# start of DATA SUPPLIED

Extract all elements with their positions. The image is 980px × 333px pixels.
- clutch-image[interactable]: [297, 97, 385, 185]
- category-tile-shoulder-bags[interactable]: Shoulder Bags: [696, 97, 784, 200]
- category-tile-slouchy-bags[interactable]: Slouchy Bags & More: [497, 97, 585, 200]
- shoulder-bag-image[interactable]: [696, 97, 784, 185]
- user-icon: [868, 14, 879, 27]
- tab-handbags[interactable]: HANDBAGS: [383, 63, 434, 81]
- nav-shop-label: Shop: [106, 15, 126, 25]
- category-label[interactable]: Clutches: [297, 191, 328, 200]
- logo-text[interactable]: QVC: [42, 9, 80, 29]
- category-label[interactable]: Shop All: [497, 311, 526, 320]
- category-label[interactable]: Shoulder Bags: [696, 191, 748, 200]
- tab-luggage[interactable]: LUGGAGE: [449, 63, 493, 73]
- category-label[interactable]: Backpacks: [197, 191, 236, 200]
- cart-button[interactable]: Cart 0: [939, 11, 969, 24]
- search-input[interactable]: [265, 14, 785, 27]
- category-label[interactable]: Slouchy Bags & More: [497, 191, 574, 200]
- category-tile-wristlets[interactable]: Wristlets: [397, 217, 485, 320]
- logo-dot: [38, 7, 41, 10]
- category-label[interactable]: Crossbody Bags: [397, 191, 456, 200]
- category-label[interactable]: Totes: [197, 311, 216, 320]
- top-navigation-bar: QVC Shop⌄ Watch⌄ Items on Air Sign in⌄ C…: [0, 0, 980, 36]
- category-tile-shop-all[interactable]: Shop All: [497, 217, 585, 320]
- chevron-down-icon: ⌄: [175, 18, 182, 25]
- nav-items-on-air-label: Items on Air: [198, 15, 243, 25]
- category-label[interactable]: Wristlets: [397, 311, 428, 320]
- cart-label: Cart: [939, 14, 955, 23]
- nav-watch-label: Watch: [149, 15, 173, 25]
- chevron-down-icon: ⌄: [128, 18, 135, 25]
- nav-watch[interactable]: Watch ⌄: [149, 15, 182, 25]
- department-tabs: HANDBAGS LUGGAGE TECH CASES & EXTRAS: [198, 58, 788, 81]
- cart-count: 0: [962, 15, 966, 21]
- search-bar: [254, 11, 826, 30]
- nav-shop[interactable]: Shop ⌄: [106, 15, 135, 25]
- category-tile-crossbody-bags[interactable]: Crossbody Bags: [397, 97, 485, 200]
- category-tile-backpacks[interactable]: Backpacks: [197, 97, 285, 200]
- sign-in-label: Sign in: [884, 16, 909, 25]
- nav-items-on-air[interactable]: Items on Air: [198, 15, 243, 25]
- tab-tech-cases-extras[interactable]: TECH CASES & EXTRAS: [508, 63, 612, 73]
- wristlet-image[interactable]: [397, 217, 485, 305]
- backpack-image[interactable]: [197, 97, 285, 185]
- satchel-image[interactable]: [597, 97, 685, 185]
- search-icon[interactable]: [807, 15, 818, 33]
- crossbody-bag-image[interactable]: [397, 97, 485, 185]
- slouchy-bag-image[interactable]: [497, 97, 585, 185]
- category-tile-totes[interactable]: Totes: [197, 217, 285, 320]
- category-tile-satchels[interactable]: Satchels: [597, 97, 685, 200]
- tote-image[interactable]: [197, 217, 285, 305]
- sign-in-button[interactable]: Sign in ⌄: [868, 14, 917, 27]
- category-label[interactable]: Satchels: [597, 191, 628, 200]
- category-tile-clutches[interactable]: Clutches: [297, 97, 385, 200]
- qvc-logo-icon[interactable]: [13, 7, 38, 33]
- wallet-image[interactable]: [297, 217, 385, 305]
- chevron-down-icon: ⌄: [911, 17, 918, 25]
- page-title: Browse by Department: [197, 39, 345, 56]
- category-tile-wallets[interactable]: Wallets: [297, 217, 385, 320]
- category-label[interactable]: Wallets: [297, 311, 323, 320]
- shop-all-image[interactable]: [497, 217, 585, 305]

# end of DATA SUPPLIED

▸ **PROMPT**
Output every line of these items again exactly as they appear.

▸ **THE ANSWER**
Extract all elements with their positions. The image is 980px × 333px pixels.
- clutch-image[interactable]: [297, 97, 385, 185]
- category-tile-shoulder-bags[interactable]: Shoulder Bags: [696, 97, 784, 200]
- category-tile-slouchy-bags[interactable]: Slouchy Bags & More: [497, 97, 585, 200]
- shoulder-bag-image[interactable]: [696, 97, 784, 185]
- user-icon: [868, 14, 879, 27]
- tab-handbags[interactable]: HANDBAGS: [383, 63, 434, 81]
- nav-shop-label: Shop: [106, 15, 126, 25]
- category-label[interactable]: Clutches: [297, 191, 328, 200]
- logo-text[interactable]: QVC: [42, 9, 80, 29]
- category-label[interactable]: Shop All: [497, 311, 526, 320]
- category-label[interactable]: Shoulder Bags: [696, 191, 748, 200]
- tab-luggage[interactable]: LUGGAGE: [449, 63, 493, 73]
- category-label[interactable]: Backpacks: [197, 191, 236, 200]
- cart-button[interactable]: Cart 0: [939, 11, 969, 24]
- search-input[interactable]: [265, 14, 785, 27]
- category-label[interactable]: Slouchy Bags & More: [497, 191, 574, 200]
- category-tile-wristlets[interactable]: Wristlets: [397, 217, 485, 320]
- logo-dot: [38, 7, 41, 10]
- category-label[interactable]: Crossbody Bags: [397, 191, 456, 200]
- category-label[interactable]: Totes: [197, 311, 216, 320]
- top-navigation-bar: QVC Shop⌄ Watch⌄ Items on Air Sign in⌄ C…: [0, 0, 980, 36]
- category-tile-shop-all[interactable]: Shop All: [497, 217, 585, 320]
- chevron-down-icon: ⌄: [175, 18, 182, 25]
- nav-items-on-air-label: Items on Air: [198, 15, 243, 25]
- category-label[interactable]: Wristlets: [397, 311, 428, 320]
- cart-label: Cart: [939, 14, 955, 23]
- nav-watch-label: Watch: [149, 15, 173, 25]
- chevron-down-icon: ⌄: [128, 18, 135, 25]
- nav-watch[interactable]: Watch ⌄: [149, 15, 182, 25]
- department-tabs: HANDBAGS LUGGAGE TECH CASES & EXTRAS: [198, 58, 788, 81]
- cart-count: 0: [962, 15, 966, 21]
- search-bar: [254, 11, 826, 30]
- nav-shop[interactable]: Shop ⌄: [106, 15, 135, 25]
- category-tile-crossbody-bags[interactable]: Crossbody Bags: [397, 97, 485, 200]
- category-tile-backpacks[interactable]: Backpacks: [197, 97, 285, 200]
- sign-in-label: Sign in: [884, 16, 909, 25]
- nav-items-on-air[interactable]: Items on Air: [198, 15, 243, 25]
- tab-tech-cases-extras[interactable]: TECH CASES & EXTRAS: [508, 63, 612, 73]
- wristlet-image[interactable]: [397, 217, 485, 305]
- backpack-image[interactable]: [197, 97, 285, 185]
- satchel-image[interactable]: [597, 97, 685, 185]
- search-icon[interactable]: [807, 15, 818, 33]
- crossbody-bag-image[interactable]: [397, 97, 485, 185]
- slouchy-bag-image[interactable]: [497, 97, 585, 185]
- category-tile-totes[interactable]: Totes: [197, 217, 285, 320]
- category-tile-satchels[interactable]: Satchels: [597, 97, 685, 200]
- tote-image[interactable]: [197, 217, 285, 305]
- sign-in-button[interactable]: Sign in ⌄: [868, 14, 917, 27]
- category-label[interactable]: Satchels: [597, 191, 628, 200]
- category-tile-clutches[interactable]: Clutches: [297, 97, 385, 200]
- qvc-logo-icon[interactable]: [13, 7, 38, 33]
- wallet-image[interactable]: [297, 217, 385, 305]
- chevron-down-icon: ⌄: [911, 17, 918, 25]
- page-title: Browse by Department: [197, 39, 345, 56]
- category-tile-wallets[interactable]: Wallets: [297, 217, 385, 320]
- category-label[interactable]: Wallets: [297, 311, 323, 320]
- shop-all-image[interactable]: [497, 217, 585, 305]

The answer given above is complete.